| What you should do |
Repeat each record exactly. Any picture gets left out.

Dataset records:
.....

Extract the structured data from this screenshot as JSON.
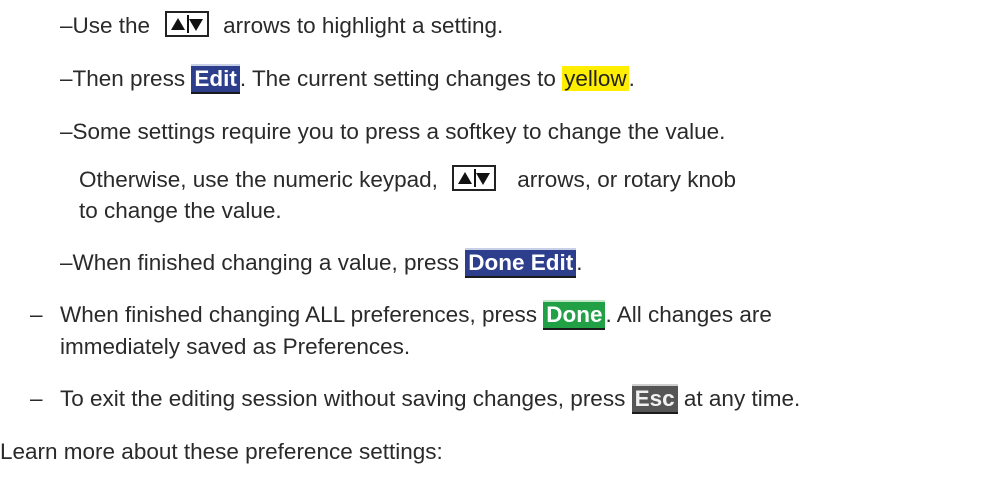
{
  "lines": {
    "l1": {
      "dash": "–",
      "pre": "Use the",
      "post": "arrows to highlight a setting."
    },
    "l2": {
      "dash": "–",
      "pre": "Then press",
      "key": "Edit",
      "mid": ". The current setting changes to",
      "hl": "yellow",
      "post": "."
    },
    "l3": {
      "dash": "–",
      "text": "Some settings require you to press a softkey to change the value."
    },
    "l4": {
      "pre": "Otherwise, use the numeric keypad,",
      "post": "arrows, or rotary knob"
    },
    "l5": {
      "text": "to change the value."
    },
    "l6": {
      "dash": "–",
      "pre": "When finished changing a value, press",
      "key": "Done Edit",
      "post": "."
    },
    "l7": {
      "dash": "–",
      "pre": "When finished changing ALL preferences, press",
      "key": "Done",
      "post": ". All changes are"
    },
    "l8": {
      "text": "immediately saved as Preferences."
    },
    "l9": {
      "dash": "–",
      "pre": "To exit the editing session without saving changes, press",
      "key": "Esc",
      "post": "at any time."
    },
    "l10": {
      "text": "Learn more about these preference settings:"
    }
  },
  "icons": {
    "updown": "up-down-arrow-keys-icon"
  },
  "colors": {
    "key_blue": "#2d3f8c",
    "key_green": "#22a046",
    "key_gray": "#555555",
    "highlight_yellow": "#ffee00"
  }
}
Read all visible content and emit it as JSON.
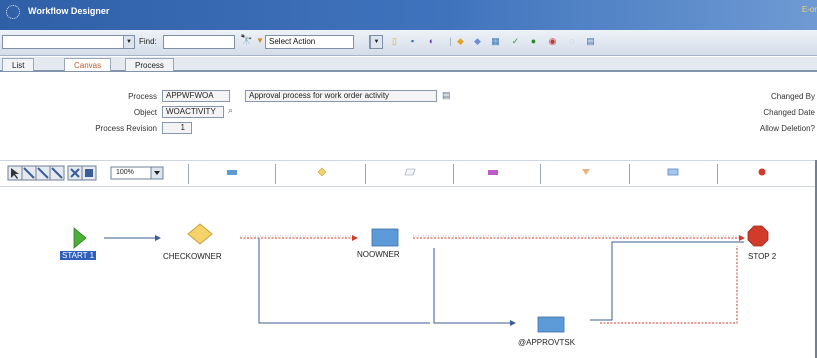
{
  "window": {
    "title": "Workflow Designer",
    "user_indicator": "E-or"
  },
  "toolbar": {
    "find_label": "Find:",
    "find_value": "",
    "left_combo_value": "",
    "action_select": "Select Action"
  },
  "tabs": [
    {
      "label": "List"
    },
    {
      "label": "Canvas"
    },
    {
      "label": "Process"
    }
  ],
  "form": {
    "process_label": "Process",
    "process_value": "APPWFWOA",
    "process_desc": "Approval process for work order activity",
    "object_label": "Object",
    "object_value": "WOACTIVITY",
    "revision_label": "Process Revision",
    "revision_value": "1",
    "changed_by_label": "Changed By",
    "changed_date_label": "Changed Date",
    "allow_deletion_label": "Allow Deletion?"
  },
  "palette": {
    "zoom_value": "100%",
    "items": [
      "task-node",
      "condition-node",
      "manual-input-node",
      "interaction-node",
      "wait-node",
      "subprocess-node",
      "stop-node"
    ]
  },
  "nodes": {
    "start": "START 1",
    "checkowner": "CHECKOWNER",
    "noowner": "NOOWNER",
    "approvtsk": "@APPROVTSK",
    "stop": "STOP 2"
  },
  "colors": {
    "title_bar": "#3f74bd",
    "start_node": "#4caf3a",
    "condition_node": "#f3d36a",
    "task_node": "#5d9bd8",
    "stop_node": "#d23a2a",
    "negative_path": "#d23a2a",
    "positive_path": "#4a6fa5"
  }
}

.....

| Exercise solution |
Extract the structured data from this screenshot as JSON.
{
  "lines": {
    "l1": {
      "dash": "–",
      "pre": "Use the",
      "post": "arrows to highlight a setting."
    },
    "l2": {
      "dash": "–",
      "pre": "Then press",
      "key": "Edit",
      "mid": ". The current setting changes to",
      "hl": "yellow",
      "post": "."
    },
    "l3": {
      "dash": "–",
      "text": "Some settings require you to press a softkey to change the value."
    },
    "l4": {
      "pre": "Otherwise, use the numeric keypad,",
      "post": "arrows, or rotary knob"
    },
    "l5": {
      "text": "to change the value."
    },
    "l6": {
      "dash": "–",
      "pre": "When finished changing a value, press",
      "key": "Done Edit",
      "post": "."
    },
    "l7": {
      "dash": "–",
      "pre": "When finished changing ALL preferences, press",
      "key": "Done",
      "post": ". All changes are"
    },
    "l8": {
      "text": "immediately saved as Preferences."
    },
    "l9": {
      "dash": "–",
      "pre": "To exit the editing session without saving changes, press",
      "key": "Esc",
      "post": "at any time."
    },
    "l10": {
      "text": "Learn more about these preference settings:"
    }
  },
  "icons": {
    "updown": "up-down-arrow-keys-icon"
  },
  "colors": {
    "key_blue": "#2d3f8c",
    "key_green": "#22a046",
    "key_gray": "#555555",
    "highlight_yellow": "#ffee00"
  }
}
Read all visible content and emit it as JSON.
{
  "window": {
    "title": "Workflow Designer",
    "user_indicator": "E-or"
  },
  "toolbar": {
    "find_label": "Find:",
    "find_value": "",
    "left_combo_value": "",
    "action_select": "Select Action"
  },
  "tabs": [
    {
      "label": "List"
    },
    {
      "label": "Canvas"
    },
    {
      "label": "Process"
    }
  ],
  "form": {
    "process_label": "Process",
    "process_value": "APPWFWOA",
    "process_desc": "Approval process for work order activity",
    "object_label": "Object",
    "object_value": "WOACTIVITY",
    "revision_label": "Process Revision",
    "revision_value": "1",
    "changed_by_label": "Changed By",
    "changed_date_label": "Changed Date",
    "allow_deletion_label": "Allow Deletion?"
  },
  "palette": {
    "zoom_value": "100%",
    "items": [
      "task-node",
      "condition-node",
      "manual-input-node",
      "interaction-node",
      "wait-node",
      "subprocess-node",
      "stop-node"
    ]
  },
  "nodes": {
    "start": "START 1",
    "checkowner": "CHECKOWNER",
    "noowner": "NOOWNER",
    "approvtsk": "@APPROVTSK",
    "stop": "STOP 2"
  },
  "colors": {
    "title_bar": "#3f74bd",
    "start_node": "#4caf3a",
    "condition_node": "#f3d36a",
    "task_node": "#5d9bd8",
    "stop_node": "#d23a2a",
    "negative_path": "#d23a2a",
    "positive_path": "#4a6fa5"
  }
}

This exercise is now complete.